*AIM*. Every entry needs to be printed exactly, please.

── SUPPLIED ENTRIES ──

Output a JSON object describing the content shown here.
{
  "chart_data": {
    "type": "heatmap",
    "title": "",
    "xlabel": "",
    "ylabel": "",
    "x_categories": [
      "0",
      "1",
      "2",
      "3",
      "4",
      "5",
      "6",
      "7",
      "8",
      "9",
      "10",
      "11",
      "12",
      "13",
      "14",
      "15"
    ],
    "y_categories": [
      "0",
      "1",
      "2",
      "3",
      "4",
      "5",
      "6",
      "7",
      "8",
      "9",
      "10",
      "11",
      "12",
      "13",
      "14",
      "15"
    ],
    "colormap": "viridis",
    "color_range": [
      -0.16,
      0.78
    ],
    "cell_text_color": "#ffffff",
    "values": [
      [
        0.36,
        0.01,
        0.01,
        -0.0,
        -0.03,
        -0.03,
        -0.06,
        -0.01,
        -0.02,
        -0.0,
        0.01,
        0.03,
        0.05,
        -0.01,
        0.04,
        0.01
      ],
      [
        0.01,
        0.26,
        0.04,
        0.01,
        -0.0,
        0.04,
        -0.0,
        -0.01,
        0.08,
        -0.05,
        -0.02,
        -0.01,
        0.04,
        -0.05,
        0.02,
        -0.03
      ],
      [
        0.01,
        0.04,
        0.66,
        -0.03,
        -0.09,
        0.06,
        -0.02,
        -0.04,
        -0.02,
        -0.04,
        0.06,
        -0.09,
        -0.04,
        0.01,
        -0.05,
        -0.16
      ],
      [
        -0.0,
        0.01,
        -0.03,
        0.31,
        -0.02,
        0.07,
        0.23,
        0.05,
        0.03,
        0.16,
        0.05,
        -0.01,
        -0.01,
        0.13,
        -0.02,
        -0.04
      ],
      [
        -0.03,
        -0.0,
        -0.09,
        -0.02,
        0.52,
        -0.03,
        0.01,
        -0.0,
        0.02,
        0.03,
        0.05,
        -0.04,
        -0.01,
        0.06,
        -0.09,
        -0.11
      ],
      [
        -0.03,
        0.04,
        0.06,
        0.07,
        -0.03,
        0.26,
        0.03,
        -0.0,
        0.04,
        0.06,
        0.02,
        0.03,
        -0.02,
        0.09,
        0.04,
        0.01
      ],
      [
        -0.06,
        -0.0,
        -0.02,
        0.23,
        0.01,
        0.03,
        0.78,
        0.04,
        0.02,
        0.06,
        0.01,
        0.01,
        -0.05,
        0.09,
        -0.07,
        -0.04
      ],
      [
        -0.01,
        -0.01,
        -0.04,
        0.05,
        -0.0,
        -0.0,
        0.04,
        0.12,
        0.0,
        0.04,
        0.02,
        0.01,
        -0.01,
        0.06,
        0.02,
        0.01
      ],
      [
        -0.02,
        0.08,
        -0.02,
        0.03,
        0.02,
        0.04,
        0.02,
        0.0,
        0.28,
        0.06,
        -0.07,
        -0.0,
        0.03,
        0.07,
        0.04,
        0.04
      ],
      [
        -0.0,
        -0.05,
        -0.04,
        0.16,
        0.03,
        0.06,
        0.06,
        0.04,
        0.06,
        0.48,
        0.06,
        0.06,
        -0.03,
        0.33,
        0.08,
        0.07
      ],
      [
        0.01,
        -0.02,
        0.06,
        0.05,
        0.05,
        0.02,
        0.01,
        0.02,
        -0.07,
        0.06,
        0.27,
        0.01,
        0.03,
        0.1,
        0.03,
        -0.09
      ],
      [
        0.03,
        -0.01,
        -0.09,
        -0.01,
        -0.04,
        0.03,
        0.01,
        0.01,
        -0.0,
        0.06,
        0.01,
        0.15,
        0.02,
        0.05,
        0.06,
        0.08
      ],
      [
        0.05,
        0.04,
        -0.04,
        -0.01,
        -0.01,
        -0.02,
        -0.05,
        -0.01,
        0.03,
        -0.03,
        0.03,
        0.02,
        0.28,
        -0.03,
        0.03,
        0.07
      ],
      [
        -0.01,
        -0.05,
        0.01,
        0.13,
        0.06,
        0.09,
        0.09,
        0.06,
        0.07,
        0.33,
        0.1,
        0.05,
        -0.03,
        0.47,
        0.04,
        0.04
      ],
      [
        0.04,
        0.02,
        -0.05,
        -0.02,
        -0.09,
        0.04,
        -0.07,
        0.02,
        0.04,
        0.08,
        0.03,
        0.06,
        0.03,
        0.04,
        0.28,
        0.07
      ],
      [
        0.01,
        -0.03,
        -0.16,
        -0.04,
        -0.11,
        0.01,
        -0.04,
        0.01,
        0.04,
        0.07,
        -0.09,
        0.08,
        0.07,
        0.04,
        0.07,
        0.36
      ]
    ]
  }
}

───

*COMPLETE OUTPUT*.
Output a JSON object describing the content shown here.
{
  "chart_data": {
    "type": "heatmap",
    "title": "",
    "xlabel": "",
    "ylabel": "",
    "x_categories": [
      "0",
      "1",
      "2",
      "3",
      "4",
      "5",
      "6",
      "7",
      "8",
      "9",
      "10",
      "11",
      "12",
      "13",
      "14",
      "15"
    ],
    "y_categories": [
      "0",
      "1",
      "2",
      "3",
      "4",
      "5",
      "6",
      "7",
      "8",
      "9",
      "10",
      "11",
      "12",
      "13",
      "14",
      "15"
    ],
    "colormap": "viridis",
    "color_range": [
      -0.16,
      0.78
    ],
    "cell_text_color": "#ffffff",
    "values": [
      [
        0.36,
        0.01,
        0.01,
        -0.0,
        -0.03,
        -0.03,
        -0.06,
        -0.01,
        -0.02,
        -0.0,
        0.01,
        0.03,
        0.05,
        -0.01,
        0.04,
        0.01
      ],
      [
        0.01,
        0.26,
        0.04,
        0.01,
        -0.0,
        0.04,
        -0.0,
        -0.01,
        0.08,
        -0.05,
        -0.02,
        -0.01,
        0.04,
        -0.05,
        0.02,
        -0.03
      ],
      [
        0.01,
        0.04,
        0.66,
        -0.03,
        -0.09,
        0.06,
        -0.02,
        -0.04,
        -0.02,
        -0.04,
        0.06,
        -0.09,
        -0.04,
        0.01,
        -0.05,
        -0.16
      ],
      [
        -0.0,
        0.01,
        -0.03,
        0.31,
        -0.02,
        0.07,
        0.23,
        0.05,
        0.03,
        0.16,
        0.05,
        -0.01,
        -0.01,
        0.13,
        -0.02,
        -0.04
      ],
      [
        -0.03,
        -0.0,
        -0.09,
        -0.02,
        0.52,
        -0.03,
        0.01,
        -0.0,
        0.02,
        0.03,
        0.05,
        -0.04,
        -0.01,
        0.06,
        -0.09,
        -0.11
      ],
      [
        -0.03,
        0.04,
        0.06,
        0.07,
        -0.03,
        0.26,
        0.03,
        -0.0,
        0.04,
        0.06,
        0.02,
        0.03,
        -0.02,
        0.09,
        0.04,
        0.01
      ],
      [
        -0.06,
        -0.0,
        -0.02,
        0.23,
        0.01,
        0.03,
        0.78,
        0.04,
        0.02,
        0.06,
        0.01,
        0.01,
        -0.05,
        0.09,
        -0.07,
        -0.04
      ],
      [
        -0.01,
        -0.01,
        -0.04,
        0.05,
        -0.0,
        -0.0,
        0.04,
        0.12,
        0.0,
        0.04,
        0.02,
        0.01,
        -0.01,
        0.06,
        0.02,
        0.01
      ],
      [
        -0.02,
        0.08,
        -0.02,
        0.03,
        0.02,
        0.04,
        0.02,
        0.0,
        0.28,
        0.06,
        -0.07,
        -0.0,
        0.03,
        0.07,
        0.04,
        0.04
      ],
      [
        -0.0,
        -0.05,
        -0.04,
        0.16,
        0.03,
        0.06,
        0.06,
        0.04,
        0.06,
        0.48,
        0.06,
        0.06,
        -0.03,
        0.33,
        0.08,
        0.07
      ],
      [
        0.01,
        -0.02,
        0.06,
        0.05,
        0.05,
        0.02,
        0.01,
        0.02,
        -0.07,
        0.06,
        0.27,
        0.01,
        0.03,
        0.1,
        0.03,
        -0.09
      ],
      [
        0.03,
        -0.01,
        -0.09,
        -0.01,
        -0.04,
        0.03,
        0.01,
        0.01,
        -0.0,
        0.06,
        0.01,
        0.15,
        0.02,
        0.05,
        0.06,
        0.08
      ],
      [
        0.05,
        0.04,
        -0.04,
        -0.01,
        -0.01,
        -0.02,
        -0.05,
        -0.01,
        0.03,
        -0.03,
        0.03,
        0.02,
        0.28,
        -0.03,
        0.03,
        0.07
      ],
      [
        -0.01,
        -0.05,
        0.01,
        0.13,
        0.06,
        0.09,
        0.09,
        0.06,
        0.07,
        0.33,
        0.1,
        0.05,
        -0.03,
        0.47,
        0.04,
        0.04
      ],
      [
        0.04,
        0.02,
        -0.05,
        -0.02,
        -0.09,
        0.04,
        -0.07,
        0.02,
        0.04,
        0.08,
        0.03,
        0.06,
        0.03,
        0.04,
        0.28,
        0.07
      ],
      [
        0.01,
        -0.03,
        -0.16,
        -0.04,
        -0.11,
        0.01,
        -0.04,
        0.01,
        0.04,
        0.07,
        -0.09,
        0.08,
        0.07,
        0.04,
        0.07,
        0.36
      ]
    ]
  }
}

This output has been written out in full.